### Written exercise
Pick out every line that holds the string "screenshot" and copy it.
• • • • •
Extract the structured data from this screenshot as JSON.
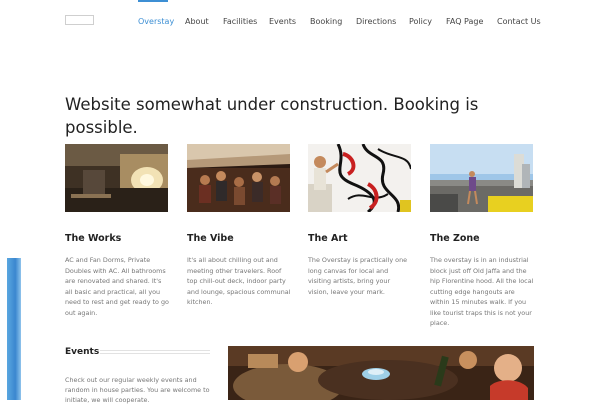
{
  "nav": {
    "items": [
      {
        "label": "Overstay"
      },
      {
        "label": "About"
      },
      {
        "label": "Facilities"
      },
      {
        "label": "Events"
      },
      {
        "label": "Booking"
      },
      {
        "label": "Directions"
      },
      {
        "label": "Policy"
      },
      {
        "label": "FAQ Page"
      },
      {
        "label": "Contact Us"
      }
    ],
    "active_color": "#3d8fd4"
  },
  "hero": {
    "title": "Website somewhat under construction. Booking is possible."
  },
  "cards": [
    {
      "title": "The Works",
      "text": "AC and Fan Dorms, Private Doubles with AC. All bathrooms are renovated and shared. It's all basic and practical, all you need to rest and get ready to go out again."
    },
    {
      "title": "The Vibe",
      "text": "It's all about chilling out and meeting other travelers. Roof top chill-out deck, indoor party and lounge, spacious communal kitchen."
    },
    {
      "title": "The Art",
      "text": "The Overstay is practically one long canvas for local and visiting artists, bring your vision, leave your mark."
    },
    {
      "title": "The Zone",
      "text": "The overstay is in an industrial block just off Old Jaffa and the hip Florentine hood. All the local cutting edge hangouts are within 15 minutes walk. If you like tourist traps this is not your place."
    }
  ],
  "events": {
    "heading": "Events",
    "text": "Check out our regular weekly events and random in house parties. You are welcome to initiate, we will cooperate."
  }
}
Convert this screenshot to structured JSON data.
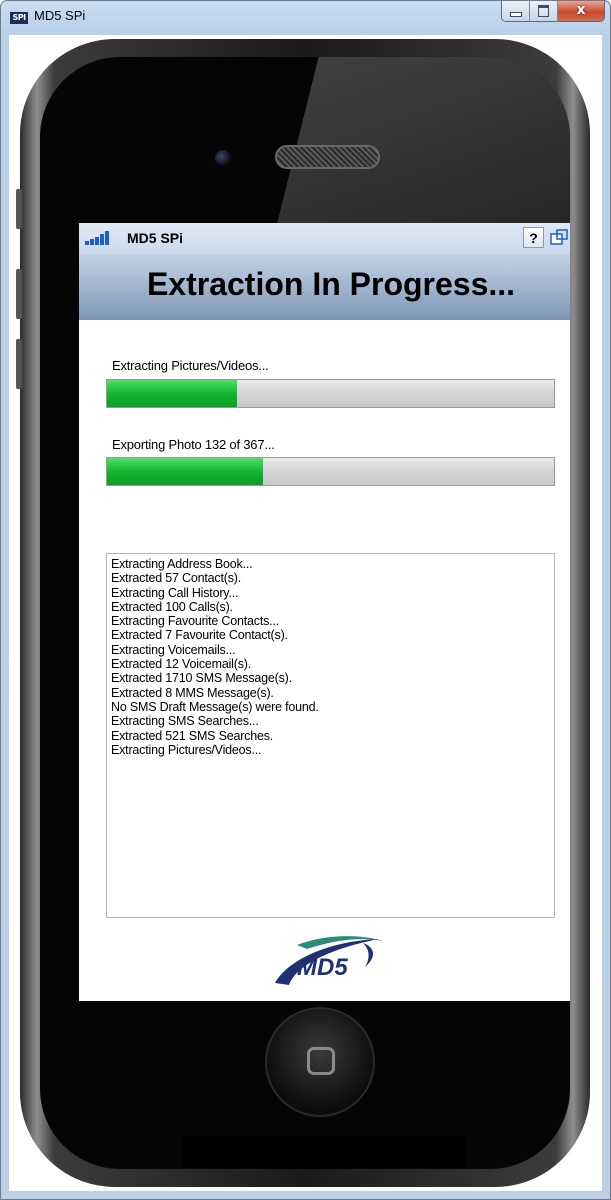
{
  "window": {
    "title": "MD5 SPi",
    "icon_label": "SPI",
    "buttons": {
      "minimize": "minimize",
      "maximize": "maximize",
      "close": "x"
    }
  },
  "app": {
    "title": "MD5 SPi",
    "help_label": "?",
    "header_title": "Extraction In Progress...",
    "progress1": {
      "label": "Extracting Pictures/Videos...",
      "percent": 29
    },
    "progress2": {
      "label": "Exporting Photo 132 of 367...",
      "percent": 35
    },
    "log": [
      "Extracting Address Book...",
      "Extracted 57  Contact(s).",
      "Extracting Call History...",
      "Extracted 100  Calls(s).",
      "Extracting Favourite Contacts...",
      "Extracted 7  Favourite Contact(s).",
      "Extracting Voicemails...",
      "Extracted 12  Voicemail(s).",
      "Extracted 1710  SMS Message(s).",
      "Extracted 8  MMS Message(s).",
      "No  SMS Draft Message(s) were found.",
      "Extracting SMS Searches...",
      "Extracted 521  SMS Searches.",
      "Extracting Pictures/Videos..."
    ],
    "logo_text": "MD5"
  },
  "colors": {
    "progress_green": "#13b52f",
    "signal_blue": "#1b5fcf",
    "logo_navy": "#1f3172",
    "logo_teal": "#2e8a7a"
  }
}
• • • • •
### Finished answer
Extract the structured data from this screenshot as JSON.
Convert this screenshot to structured JSON data.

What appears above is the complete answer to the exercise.